- _TASK DIRECTIONS_:
Tally every line of the listing below that holds "icon", then give the tally alone.

- _STORED ROWS_:
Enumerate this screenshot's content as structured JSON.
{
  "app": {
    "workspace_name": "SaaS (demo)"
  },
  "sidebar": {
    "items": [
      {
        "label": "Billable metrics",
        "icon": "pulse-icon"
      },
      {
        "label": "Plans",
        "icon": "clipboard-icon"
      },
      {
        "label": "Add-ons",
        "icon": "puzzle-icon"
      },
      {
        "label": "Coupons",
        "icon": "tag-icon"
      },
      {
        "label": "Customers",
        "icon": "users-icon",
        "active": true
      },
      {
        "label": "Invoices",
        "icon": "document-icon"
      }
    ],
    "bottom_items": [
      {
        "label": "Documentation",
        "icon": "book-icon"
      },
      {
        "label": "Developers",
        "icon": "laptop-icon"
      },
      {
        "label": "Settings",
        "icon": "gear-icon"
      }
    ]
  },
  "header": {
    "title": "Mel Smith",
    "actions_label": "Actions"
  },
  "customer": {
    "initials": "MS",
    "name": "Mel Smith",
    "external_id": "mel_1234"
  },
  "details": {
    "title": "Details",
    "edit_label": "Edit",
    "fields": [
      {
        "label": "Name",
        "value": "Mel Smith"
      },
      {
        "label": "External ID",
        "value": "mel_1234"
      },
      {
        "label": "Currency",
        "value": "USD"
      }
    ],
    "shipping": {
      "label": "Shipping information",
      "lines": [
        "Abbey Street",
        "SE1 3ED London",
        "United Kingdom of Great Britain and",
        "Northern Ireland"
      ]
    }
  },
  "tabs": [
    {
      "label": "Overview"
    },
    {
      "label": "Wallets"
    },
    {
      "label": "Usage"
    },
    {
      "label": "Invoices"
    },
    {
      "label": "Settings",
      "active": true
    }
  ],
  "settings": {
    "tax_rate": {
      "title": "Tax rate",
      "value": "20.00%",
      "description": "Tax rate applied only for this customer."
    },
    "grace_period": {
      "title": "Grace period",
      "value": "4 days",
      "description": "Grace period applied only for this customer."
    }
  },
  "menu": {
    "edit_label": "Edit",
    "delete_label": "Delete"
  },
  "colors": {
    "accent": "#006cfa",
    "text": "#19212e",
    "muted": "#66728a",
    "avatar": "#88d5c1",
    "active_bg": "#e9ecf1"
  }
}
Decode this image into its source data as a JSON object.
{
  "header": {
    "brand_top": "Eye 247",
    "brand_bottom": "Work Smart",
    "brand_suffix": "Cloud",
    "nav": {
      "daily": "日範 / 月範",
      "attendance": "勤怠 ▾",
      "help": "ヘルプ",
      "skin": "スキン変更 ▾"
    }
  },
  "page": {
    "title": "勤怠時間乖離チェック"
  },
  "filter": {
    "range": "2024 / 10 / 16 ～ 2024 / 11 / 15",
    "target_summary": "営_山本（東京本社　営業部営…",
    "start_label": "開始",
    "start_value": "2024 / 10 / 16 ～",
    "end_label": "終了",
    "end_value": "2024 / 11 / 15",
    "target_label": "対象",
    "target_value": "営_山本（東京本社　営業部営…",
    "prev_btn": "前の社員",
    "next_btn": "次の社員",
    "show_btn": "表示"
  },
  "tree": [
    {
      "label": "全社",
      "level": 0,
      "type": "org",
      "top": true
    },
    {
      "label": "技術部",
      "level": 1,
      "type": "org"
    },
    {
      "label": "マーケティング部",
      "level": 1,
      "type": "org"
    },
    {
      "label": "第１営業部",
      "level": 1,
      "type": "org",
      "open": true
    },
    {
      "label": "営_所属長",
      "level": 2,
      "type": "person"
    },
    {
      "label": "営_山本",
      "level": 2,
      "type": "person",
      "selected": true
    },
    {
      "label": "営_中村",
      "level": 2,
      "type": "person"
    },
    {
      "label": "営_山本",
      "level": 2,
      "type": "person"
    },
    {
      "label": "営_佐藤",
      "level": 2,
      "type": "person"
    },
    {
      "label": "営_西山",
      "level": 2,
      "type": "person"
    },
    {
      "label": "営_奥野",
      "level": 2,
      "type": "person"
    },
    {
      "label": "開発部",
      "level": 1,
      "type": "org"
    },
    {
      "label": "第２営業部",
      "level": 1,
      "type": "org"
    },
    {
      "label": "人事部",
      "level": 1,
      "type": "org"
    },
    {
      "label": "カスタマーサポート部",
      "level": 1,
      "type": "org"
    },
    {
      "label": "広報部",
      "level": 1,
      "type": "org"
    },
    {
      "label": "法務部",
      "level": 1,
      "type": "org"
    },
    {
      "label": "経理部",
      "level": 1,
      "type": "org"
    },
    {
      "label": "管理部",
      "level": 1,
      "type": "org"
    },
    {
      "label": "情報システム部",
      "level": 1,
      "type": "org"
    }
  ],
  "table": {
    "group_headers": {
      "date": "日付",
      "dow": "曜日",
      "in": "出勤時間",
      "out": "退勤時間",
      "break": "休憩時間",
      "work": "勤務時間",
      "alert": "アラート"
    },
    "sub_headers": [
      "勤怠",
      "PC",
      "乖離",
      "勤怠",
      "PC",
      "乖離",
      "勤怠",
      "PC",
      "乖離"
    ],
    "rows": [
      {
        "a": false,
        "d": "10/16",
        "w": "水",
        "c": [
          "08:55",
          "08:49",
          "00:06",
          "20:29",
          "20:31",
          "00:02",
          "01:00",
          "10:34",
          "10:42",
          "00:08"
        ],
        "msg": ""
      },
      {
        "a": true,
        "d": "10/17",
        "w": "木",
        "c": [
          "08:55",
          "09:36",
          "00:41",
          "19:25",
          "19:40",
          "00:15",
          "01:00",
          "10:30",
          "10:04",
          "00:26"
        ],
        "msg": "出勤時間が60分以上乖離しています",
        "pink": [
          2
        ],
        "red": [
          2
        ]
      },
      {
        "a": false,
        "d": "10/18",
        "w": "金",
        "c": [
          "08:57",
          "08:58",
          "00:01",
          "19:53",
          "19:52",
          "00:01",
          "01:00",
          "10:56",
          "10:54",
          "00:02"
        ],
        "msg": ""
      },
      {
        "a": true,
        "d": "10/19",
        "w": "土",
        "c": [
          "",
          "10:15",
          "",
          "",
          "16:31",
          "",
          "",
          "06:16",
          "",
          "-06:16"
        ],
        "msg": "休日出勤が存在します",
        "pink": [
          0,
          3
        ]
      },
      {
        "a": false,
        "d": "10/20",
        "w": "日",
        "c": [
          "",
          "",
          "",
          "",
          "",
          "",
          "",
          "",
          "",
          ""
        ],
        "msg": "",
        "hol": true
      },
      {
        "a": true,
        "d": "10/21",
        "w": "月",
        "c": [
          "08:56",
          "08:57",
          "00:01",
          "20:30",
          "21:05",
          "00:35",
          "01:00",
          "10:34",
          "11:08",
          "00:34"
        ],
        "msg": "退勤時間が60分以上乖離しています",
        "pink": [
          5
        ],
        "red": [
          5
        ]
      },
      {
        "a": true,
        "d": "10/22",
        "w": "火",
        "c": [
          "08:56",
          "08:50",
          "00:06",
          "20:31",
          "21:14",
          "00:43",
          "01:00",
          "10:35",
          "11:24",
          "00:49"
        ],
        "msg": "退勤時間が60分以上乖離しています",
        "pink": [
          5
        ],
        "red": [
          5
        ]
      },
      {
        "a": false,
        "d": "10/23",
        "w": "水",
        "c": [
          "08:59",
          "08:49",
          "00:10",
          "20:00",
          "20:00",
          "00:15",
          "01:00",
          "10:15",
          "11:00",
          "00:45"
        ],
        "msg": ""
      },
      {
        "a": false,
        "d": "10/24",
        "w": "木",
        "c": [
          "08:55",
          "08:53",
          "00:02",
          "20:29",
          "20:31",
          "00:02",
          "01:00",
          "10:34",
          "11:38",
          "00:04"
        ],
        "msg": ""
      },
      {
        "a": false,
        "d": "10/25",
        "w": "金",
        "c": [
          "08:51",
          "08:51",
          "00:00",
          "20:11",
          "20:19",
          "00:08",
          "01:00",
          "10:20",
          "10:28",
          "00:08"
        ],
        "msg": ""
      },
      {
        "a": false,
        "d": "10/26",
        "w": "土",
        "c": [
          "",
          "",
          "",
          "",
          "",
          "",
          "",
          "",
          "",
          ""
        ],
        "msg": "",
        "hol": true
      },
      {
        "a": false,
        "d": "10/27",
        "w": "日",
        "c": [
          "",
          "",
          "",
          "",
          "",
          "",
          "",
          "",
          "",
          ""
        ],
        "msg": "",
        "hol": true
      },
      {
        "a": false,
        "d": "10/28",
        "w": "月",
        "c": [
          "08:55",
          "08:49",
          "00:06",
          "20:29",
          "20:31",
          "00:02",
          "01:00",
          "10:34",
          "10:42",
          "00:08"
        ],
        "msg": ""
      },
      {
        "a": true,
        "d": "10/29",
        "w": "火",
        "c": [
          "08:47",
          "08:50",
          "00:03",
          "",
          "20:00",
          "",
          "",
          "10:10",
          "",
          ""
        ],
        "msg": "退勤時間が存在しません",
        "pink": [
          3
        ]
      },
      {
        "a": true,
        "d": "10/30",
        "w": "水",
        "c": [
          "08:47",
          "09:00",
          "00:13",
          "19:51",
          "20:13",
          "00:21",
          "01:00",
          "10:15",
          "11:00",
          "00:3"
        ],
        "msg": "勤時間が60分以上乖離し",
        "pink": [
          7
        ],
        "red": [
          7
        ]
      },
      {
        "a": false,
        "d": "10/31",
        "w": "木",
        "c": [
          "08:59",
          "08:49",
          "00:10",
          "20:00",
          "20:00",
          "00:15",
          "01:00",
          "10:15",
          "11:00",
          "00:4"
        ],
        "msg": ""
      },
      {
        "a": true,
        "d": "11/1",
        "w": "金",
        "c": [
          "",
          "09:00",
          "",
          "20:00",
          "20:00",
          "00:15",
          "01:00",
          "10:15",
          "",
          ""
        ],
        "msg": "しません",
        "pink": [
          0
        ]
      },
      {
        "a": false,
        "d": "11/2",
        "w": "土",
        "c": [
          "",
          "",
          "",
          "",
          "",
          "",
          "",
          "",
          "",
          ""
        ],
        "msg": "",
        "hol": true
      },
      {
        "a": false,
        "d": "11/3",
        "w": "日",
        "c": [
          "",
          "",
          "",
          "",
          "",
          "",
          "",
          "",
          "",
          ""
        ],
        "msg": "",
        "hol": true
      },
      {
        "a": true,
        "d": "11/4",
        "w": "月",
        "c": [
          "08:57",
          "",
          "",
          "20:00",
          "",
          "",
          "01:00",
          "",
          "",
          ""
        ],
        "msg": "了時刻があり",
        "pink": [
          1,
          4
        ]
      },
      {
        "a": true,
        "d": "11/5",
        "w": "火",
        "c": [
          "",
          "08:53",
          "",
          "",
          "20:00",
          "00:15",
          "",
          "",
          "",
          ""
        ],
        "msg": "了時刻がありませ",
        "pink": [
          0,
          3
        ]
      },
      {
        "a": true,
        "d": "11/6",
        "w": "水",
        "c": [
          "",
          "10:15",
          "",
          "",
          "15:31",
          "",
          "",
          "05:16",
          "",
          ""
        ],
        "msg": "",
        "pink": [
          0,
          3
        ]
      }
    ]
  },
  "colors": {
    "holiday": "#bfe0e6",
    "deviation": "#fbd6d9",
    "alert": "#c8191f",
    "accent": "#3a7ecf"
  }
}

- _RESULT OF THE TASK_:
9